**Dataset listings of figures:**
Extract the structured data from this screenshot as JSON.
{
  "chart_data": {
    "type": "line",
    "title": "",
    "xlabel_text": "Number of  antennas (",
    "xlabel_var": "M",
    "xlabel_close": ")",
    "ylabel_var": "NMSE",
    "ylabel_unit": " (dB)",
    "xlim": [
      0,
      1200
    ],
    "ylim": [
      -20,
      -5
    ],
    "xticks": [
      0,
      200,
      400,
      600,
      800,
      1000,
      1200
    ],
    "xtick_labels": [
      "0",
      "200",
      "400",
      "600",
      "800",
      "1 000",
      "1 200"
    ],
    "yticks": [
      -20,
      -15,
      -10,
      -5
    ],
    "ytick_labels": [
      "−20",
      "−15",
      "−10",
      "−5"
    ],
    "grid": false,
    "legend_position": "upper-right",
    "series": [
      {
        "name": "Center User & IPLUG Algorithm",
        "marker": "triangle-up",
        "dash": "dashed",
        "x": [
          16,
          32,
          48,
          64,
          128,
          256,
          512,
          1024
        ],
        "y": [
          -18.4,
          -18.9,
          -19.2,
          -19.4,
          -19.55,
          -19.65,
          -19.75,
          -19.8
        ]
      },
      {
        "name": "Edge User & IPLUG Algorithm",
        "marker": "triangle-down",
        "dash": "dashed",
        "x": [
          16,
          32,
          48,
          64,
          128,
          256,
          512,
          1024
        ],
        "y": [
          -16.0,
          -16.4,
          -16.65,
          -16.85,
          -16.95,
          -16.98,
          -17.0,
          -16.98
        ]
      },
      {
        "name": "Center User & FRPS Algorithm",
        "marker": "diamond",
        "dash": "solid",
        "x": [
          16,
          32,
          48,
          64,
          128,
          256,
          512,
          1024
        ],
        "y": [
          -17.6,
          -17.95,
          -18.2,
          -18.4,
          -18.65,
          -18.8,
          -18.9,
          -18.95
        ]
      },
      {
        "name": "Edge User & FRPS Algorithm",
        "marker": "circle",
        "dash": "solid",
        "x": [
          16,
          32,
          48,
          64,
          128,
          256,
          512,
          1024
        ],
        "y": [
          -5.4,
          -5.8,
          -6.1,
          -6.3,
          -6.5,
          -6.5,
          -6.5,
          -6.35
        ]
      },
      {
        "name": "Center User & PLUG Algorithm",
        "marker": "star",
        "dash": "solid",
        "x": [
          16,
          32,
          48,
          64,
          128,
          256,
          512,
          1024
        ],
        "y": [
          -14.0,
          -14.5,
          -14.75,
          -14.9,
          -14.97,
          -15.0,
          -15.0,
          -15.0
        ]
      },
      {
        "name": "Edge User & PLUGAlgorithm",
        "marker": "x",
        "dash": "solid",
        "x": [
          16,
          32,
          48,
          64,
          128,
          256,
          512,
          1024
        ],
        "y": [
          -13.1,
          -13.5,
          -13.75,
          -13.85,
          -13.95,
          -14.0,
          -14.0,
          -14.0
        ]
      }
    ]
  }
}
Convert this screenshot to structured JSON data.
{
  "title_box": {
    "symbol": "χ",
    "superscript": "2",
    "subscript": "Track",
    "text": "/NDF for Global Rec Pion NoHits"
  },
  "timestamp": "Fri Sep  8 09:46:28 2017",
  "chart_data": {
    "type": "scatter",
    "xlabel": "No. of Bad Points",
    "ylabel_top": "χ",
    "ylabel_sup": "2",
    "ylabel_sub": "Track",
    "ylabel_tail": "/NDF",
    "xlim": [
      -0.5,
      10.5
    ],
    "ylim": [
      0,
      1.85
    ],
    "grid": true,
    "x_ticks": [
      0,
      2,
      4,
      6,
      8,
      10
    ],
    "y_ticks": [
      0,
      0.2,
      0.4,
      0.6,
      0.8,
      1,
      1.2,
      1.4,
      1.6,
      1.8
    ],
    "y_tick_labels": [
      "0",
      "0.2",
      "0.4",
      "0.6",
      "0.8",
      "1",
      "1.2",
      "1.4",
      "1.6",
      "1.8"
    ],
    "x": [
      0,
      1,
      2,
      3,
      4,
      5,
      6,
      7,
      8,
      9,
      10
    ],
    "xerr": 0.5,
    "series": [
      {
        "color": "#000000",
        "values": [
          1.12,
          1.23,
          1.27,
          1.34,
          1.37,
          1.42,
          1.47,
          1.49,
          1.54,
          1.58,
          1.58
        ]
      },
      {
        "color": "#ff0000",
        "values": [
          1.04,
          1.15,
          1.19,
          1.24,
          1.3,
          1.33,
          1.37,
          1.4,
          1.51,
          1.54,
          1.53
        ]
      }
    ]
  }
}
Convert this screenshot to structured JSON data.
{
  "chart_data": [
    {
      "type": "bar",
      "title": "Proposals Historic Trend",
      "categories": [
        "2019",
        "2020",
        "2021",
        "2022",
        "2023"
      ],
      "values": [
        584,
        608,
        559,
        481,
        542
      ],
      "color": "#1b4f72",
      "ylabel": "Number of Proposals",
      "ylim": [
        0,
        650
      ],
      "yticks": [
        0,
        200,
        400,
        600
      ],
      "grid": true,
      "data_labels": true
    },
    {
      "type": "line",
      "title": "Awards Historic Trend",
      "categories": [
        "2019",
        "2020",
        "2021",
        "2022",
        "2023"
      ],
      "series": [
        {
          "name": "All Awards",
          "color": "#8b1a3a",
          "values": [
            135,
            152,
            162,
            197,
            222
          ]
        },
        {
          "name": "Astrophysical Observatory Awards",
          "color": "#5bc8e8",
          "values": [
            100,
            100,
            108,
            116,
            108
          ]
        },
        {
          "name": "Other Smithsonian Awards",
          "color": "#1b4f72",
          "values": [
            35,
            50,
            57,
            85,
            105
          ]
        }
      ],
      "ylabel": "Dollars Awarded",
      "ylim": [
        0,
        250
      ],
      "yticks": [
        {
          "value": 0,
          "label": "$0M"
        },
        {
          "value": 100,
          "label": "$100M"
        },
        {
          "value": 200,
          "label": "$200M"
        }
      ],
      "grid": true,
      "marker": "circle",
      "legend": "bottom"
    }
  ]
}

**Given request:** Transcribe all lines as written.

**Answer below:**
Extract the structured data from this screenshot as JSON.
{
  "chart_data": {
    "type": "line",
    "title": "",
    "xlabel_text": "Number of  antennas (",
    "xlabel_var": "M",
    "xlabel_close": ")",
    "ylabel_var": "NMSE",
    "ylabel_unit": " (dB)",
    "xlim": [
      0,
      1200
    ],
    "ylim": [
      -20,
      -5
    ],
    "xticks": [
      0,
      200,
      400,
      600,
      800,
      1000,
      1200
    ],
    "xtick_labels": [
      "0",
      "200",
      "400",
      "600",
      "800",
      "1 000",
      "1 200"
    ],
    "yticks": [
      -20,
      -15,
      -10,
      -5
    ],
    "ytick_labels": [
      "−20",
      "−15",
      "−10",
      "−5"
    ],
    "grid": false,
    "legend_position": "upper-right",
    "series": [
      {
        "name": "Center User & IPLUG Algorithm",
        "marker": "triangle-up",
        "dash": "dashed",
        "x": [
          16,
          32,
          48,
          64,
          128,
          256,
          512,
          1024
        ],
        "y": [
          -18.4,
          -18.9,
          -19.2,
          -19.4,
          -19.55,
          -19.65,
          -19.75,
          -19.8
        ]
      },
      {
        "name": "Edge User & IPLUG Algorithm",
        "marker": "triangle-down",
        "dash": "dashed",
        "x": [
          16,
          32,
          48,
          64,
          128,
          256,
          512,
          1024
        ],
        "y": [
          -16.0,
          -16.4,
          -16.65,
          -16.85,
          -16.95,
          -16.98,
          -17.0,
          -16.98
        ]
      },
      {
        "name": "Center User & FRPS Algorithm",
        "marker": "diamond",
        "dash": "solid",
        "x": [
          16,
          32,
          48,
          64,
          128,
          256,
          512,
          1024
        ],
        "y": [
          -17.6,
          -17.95,
          -18.2,
          -18.4,
          -18.65,
          -18.8,
          -18.9,
          -18.95
        ]
      },
      {
        "name": "Edge User & FRPS Algorithm",
        "marker": "circle",
        "dash": "solid",
        "x": [
          16,
          32,
          48,
          64,
          128,
          256,
          512,
          1024
        ],
        "y": [
          -5.4,
          -5.8,
          -6.1,
          -6.3,
          -6.5,
          -6.5,
          -6.5,
          -6.35
        ]
      },
      {
        "name": "Center User & PLUG Algorithm",
        "marker": "star",
        "dash": "solid",
        "x": [
          16,
          32,
          48,
          64,
          128,
          256,
          512,
          1024
        ],
        "y": [
          -14.0,
          -14.5,
          -14.75,
          -14.9,
          -14.97,
          -15.0,
          -15.0,
          -15.0
        ]
      },
      {
        "name": "Edge User & PLUGAlgorithm",
        "marker": "x",
        "dash": "solid",
        "x": [
          16,
          32,
          48,
          64,
          128,
          256,
          512,
          1024
        ],
        "y": [
          -13.1,
          -13.5,
          -13.75,
          -13.85,
          -13.95,
          -14.0,
          -14.0,
          -14.0
        ]
      }
    ]
  }
}
Convert this screenshot to structured JSON data.
{
  "title_box": {
    "symbol": "χ",
    "superscript": "2",
    "subscript": "Track",
    "text": "/NDF for Global Rec Pion NoHits"
  },
  "timestamp": "Fri Sep  8 09:46:28 2017",
  "chart_data": {
    "type": "scatter",
    "xlabel": "No. of Bad Points",
    "ylabel_top": "χ",
    "ylabel_sup": "2",
    "ylabel_sub": "Track",
    "ylabel_tail": "/NDF",
    "xlim": [
      -0.5,
      10.5
    ],
    "ylim": [
      0,
      1.85
    ],
    "grid": true,
    "x_ticks": [
      0,
      2,
      4,
      6,
      8,
      10
    ],
    "y_ticks": [
      0,
      0.2,
      0.4,
      0.6,
      0.8,
      1,
      1.2,
      1.4,
      1.6,
      1.8
    ],
    "y_tick_labels": [
      "0",
      "0.2",
      "0.4",
      "0.6",
      "0.8",
      "1",
      "1.2",
      "1.4",
      "1.6",
      "1.8"
    ],
    "x": [
      0,
      1,
      2,
      3,
      4,
      5,
      6,
      7,
      8,
      9,
      10
    ],
    "xerr": 0.5,
    "series": [
      {
        "color": "#000000",
        "values": [
          1.12,
          1.23,
          1.27,
          1.34,
          1.37,
          1.42,
          1.47,
          1.49,
          1.54,
          1.58,
          1.58
        ]
      },
      {
        "color": "#ff0000",
        "values": [
          1.04,
          1.15,
          1.19,
          1.24,
          1.3,
          1.33,
          1.37,
          1.4,
          1.51,
          1.54,
          1.53
        ]
      }
    ]
  }
}
Convert this screenshot to structured JSON data.
{
  "chart_data": [
    {
      "type": "bar",
      "title": "Proposals Historic Trend",
      "categories": [
        "2019",
        "2020",
        "2021",
        "2022",
        "2023"
      ],
      "values": [
        584,
        608,
        559,
        481,
        542
      ],
      "color": "#1b4f72",
      "ylabel": "Number of Proposals",
      "ylim": [
        0,
        650
      ],
      "yticks": [
        0,
        200,
        400,
        600
      ],
      "grid": true,
      "data_labels": true
    },
    {
      "type": "line",
      "title": "Awards Historic Trend",
      "categories": [
        "2019",
        "2020",
        "2021",
        "2022",
        "2023"
      ],
      "series": [
        {
          "name": "All Awards",
          "color": "#8b1a3a",
          "values": [
            135,
            152,
            162,
            197,
            222
          ]
        },
        {
          "name": "Astrophysical Observatory Awards",
          "color": "#5bc8e8",
          "values": [
            100,
            100,
            108,
            116,
            108
          ]
        },
        {
          "name": "Other Smithsonian Awards",
          "color": "#1b4f72",
          "values": [
            35,
            50,
            57,
            85,
            105
          ]
        }
      ],
      "ylabel": "Dollars Awarded",
      "ylim": [
        0,
        250
      ],
      "yticks": [
        {
          "value": 0,
          "label": "$0M"
        },
        {
          "value": 100,
          "label": "$100M"
        },
        {
          "value": 200,
          "label": "$200M"
        }
      ],
      "grid": true,
      "marker": "circle",
      "legend": "bottom"
    }
  ]
}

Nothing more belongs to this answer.